[start Given information]

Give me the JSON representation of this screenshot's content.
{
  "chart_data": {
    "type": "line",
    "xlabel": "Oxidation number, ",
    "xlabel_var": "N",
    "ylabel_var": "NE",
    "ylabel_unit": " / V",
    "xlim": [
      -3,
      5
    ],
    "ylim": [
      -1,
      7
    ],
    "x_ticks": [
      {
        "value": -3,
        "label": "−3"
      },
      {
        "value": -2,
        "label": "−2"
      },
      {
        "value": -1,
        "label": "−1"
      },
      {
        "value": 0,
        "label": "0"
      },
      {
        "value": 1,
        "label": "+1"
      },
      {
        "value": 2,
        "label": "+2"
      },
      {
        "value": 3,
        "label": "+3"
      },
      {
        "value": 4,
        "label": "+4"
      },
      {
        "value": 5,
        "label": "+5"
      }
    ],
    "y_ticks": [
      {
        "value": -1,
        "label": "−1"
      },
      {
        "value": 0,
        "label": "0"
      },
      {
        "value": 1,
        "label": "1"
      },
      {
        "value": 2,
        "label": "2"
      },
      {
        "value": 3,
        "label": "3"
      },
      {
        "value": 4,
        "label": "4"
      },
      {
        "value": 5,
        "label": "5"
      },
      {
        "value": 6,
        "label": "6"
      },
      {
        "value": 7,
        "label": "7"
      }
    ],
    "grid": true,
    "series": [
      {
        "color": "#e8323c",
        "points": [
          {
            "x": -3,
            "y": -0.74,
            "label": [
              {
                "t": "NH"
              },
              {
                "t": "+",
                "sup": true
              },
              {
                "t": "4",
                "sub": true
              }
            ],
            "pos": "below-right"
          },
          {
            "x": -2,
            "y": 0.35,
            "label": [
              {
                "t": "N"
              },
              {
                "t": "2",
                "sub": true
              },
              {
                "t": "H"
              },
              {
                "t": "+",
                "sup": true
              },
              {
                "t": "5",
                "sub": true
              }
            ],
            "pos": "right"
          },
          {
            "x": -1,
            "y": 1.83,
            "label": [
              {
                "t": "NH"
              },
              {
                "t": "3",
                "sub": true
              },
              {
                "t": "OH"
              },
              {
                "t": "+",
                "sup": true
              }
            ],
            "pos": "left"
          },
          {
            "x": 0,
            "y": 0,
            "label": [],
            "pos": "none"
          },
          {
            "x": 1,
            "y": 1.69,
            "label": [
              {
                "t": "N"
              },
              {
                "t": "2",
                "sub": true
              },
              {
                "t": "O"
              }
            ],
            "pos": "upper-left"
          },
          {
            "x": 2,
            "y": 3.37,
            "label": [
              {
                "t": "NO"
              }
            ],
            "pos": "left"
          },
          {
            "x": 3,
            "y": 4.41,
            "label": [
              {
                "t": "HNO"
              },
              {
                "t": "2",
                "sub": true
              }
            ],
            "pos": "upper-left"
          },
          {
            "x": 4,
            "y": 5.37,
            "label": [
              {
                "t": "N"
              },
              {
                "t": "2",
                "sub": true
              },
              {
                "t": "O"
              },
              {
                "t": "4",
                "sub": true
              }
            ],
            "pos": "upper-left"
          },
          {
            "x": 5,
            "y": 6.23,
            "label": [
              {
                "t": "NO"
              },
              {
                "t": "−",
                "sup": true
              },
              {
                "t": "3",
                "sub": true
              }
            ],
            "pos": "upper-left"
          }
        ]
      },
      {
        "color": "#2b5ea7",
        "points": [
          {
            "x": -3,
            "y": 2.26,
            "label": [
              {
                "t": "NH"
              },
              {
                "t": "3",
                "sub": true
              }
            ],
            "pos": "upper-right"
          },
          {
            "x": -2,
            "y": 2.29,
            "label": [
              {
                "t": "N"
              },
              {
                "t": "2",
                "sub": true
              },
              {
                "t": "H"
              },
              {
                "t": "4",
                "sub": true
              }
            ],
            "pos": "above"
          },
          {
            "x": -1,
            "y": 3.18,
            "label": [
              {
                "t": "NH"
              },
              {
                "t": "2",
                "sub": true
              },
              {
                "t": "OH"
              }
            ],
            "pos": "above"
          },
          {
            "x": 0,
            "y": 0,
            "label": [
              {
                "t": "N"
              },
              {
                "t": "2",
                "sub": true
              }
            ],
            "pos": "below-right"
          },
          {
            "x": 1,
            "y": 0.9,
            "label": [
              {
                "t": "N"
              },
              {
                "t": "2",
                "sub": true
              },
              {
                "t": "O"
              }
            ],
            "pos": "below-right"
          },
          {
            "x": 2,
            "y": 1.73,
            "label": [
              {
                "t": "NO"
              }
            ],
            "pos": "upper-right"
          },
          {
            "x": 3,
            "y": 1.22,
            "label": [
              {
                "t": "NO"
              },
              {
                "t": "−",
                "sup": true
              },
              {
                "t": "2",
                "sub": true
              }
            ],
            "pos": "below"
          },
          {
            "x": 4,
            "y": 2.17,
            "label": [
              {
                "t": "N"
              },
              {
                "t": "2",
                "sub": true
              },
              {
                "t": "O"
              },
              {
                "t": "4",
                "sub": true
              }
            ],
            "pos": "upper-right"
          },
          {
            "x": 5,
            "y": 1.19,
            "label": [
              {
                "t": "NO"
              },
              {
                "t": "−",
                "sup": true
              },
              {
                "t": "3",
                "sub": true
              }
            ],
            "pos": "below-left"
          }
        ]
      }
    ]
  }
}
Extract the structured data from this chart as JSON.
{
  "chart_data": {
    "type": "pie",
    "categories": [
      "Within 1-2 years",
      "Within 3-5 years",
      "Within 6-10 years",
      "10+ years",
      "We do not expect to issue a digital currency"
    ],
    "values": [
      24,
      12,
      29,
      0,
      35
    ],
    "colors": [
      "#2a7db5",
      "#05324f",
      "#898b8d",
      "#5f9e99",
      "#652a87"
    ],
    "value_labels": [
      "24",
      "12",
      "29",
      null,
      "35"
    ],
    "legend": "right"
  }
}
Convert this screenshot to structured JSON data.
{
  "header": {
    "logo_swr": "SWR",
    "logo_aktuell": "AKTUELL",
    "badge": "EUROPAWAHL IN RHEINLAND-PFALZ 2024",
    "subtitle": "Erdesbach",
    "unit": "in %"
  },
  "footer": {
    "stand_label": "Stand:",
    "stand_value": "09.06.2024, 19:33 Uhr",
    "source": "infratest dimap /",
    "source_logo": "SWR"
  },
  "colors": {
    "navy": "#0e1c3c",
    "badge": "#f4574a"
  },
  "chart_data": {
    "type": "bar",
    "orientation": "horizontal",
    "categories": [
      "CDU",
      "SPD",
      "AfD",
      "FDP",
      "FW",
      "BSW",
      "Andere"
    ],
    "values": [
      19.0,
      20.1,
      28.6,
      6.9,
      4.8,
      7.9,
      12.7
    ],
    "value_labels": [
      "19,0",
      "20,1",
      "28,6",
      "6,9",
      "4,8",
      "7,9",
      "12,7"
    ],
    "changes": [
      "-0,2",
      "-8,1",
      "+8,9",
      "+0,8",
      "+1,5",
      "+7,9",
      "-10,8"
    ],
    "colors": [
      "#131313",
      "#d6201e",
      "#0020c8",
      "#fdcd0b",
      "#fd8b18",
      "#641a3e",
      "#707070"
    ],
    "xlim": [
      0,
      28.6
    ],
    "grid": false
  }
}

[end Given information]

What you will do: From the entries above, copy each line holding "badge".

Written response:
    "badge": "EUROPAWAHL IN RHEINLAND-PFALZ 2024",
    "badge": "#f4574a"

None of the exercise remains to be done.